What you should do: Count how many lines of the material below have the word "CHARACTERISTICS" and give only the number.

:::

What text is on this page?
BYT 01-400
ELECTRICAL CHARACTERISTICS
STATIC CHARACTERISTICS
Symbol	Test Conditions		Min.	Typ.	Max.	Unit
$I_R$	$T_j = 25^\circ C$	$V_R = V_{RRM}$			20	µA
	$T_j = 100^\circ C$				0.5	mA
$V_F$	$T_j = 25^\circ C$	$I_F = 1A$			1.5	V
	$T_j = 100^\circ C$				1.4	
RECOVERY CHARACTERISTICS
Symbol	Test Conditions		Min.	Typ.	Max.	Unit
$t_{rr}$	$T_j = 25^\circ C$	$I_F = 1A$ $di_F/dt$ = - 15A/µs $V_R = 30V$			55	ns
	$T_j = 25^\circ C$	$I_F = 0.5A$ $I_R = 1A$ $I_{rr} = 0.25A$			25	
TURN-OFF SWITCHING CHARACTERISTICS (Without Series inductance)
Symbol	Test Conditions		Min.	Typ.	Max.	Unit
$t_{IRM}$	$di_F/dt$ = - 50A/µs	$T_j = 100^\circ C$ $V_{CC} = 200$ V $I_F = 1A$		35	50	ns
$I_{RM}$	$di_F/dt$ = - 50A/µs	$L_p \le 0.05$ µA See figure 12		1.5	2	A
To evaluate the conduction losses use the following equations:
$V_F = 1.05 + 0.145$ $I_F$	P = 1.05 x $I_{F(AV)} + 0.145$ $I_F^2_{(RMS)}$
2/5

:::

The completed task: 4